Retype each record shown below, leaving every character as it is.

#### Chart and figure data
____

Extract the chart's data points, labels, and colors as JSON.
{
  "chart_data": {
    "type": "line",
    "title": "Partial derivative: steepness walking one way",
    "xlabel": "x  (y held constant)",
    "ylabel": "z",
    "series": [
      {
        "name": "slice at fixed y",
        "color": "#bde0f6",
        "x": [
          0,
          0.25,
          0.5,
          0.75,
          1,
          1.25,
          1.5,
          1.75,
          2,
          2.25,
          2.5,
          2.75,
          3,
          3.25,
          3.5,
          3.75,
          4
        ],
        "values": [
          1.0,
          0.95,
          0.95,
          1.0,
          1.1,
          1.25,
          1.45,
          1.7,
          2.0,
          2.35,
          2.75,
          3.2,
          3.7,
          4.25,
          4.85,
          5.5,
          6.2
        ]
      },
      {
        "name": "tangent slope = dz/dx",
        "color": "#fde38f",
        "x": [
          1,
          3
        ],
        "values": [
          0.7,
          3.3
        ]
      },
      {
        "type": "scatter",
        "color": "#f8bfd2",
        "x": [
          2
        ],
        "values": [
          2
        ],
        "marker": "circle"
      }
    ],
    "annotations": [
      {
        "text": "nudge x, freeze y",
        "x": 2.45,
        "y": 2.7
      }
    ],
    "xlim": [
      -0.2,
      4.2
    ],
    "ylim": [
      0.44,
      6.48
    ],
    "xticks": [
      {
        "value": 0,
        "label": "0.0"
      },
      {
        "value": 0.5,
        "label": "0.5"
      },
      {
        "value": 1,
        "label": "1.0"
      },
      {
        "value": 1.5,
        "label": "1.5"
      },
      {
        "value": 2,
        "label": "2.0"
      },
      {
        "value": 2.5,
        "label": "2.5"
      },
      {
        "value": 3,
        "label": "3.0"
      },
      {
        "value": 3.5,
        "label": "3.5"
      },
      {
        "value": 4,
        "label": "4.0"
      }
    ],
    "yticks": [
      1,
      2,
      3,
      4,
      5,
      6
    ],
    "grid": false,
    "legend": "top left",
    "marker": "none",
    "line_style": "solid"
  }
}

____

#### Solution for this task
Extract the chart's data points, labels, and colors as JSON.
{
  "chart_data": {
    "type": "line",
    "title": "Partial derivative: steepness walking one way",
    "xlabel": "x  (y held constant)",
    "ylabel": "z",
    "series": [
      {
        "name": "slice at fixed y",
        "color": "#bde0f6",
        "x": [
          0,
          0.25,
          0.5,
          0.75,
          1,
          1.25,
          1.5,
          1.75,
          2,
          2.25,
          2.5,
          2.75,
          3,
          3.25,
          3.5,
          3.75,
          4
        ],
        "values": [
          1.0,
          0.95,
          0.95,
          1.0,
          1.1,
          1.25,
          1.45,
          1.7,
          2.0,
          2.35,
          2.75,
          3.2,
          3.7,
          4.25,
          4.85,
          5.5,
          6.2
        ]
      },
      {
        "name": "tangent slope = dz/dx",
        "color": "#fde38f",
        "x": [
          1,
          3
        ],
        "values": [
          0.7,
          3.3
        ]
      },
      {
        "type": "scatter",
        "color": "#f8bfd2",
        "x": [
          2
        ],
        "values": [
          2
        ],
        "marker": "circle"
      }
    ],
    "annotations": [
      {
        "text": "nudge x, freeze y",
        "x": 2.45,
        "y": 2.7
      }
    ],
    "xlim": [
      -0.2,
      4.2
    ],
    "ylim": [
      0.44,
      6.48
    ],
    "xticks": [
      {
        "value": 0,
        "label": "0.0"
      },
      {
        "value": 0.5,
        "label": "0.5"
      },
      {
        "value": 1,
        "label": "1.0"
      },
      {
        "value": 1.5,
        "label": "1.5"
      },
      {
        "value": 2,
        "label": "2.0"
      },
      {
        "value": 2.5,
        "label": "2.5"
      },
      {
        "value": 3,
        "label": "3.0"
      },
      {
        "value": 3.5,
        "label": "3.5"
      },
      {
        "value": 4,
        "label": "4.0"
      }
    ],
    "yticks": [
      1,
      2,
      3,
      4,
      5,
      6
    ],
    "grid": false,
    "legend": "top left",
    "marker": "none",
    "line_style": "solid"
  }
}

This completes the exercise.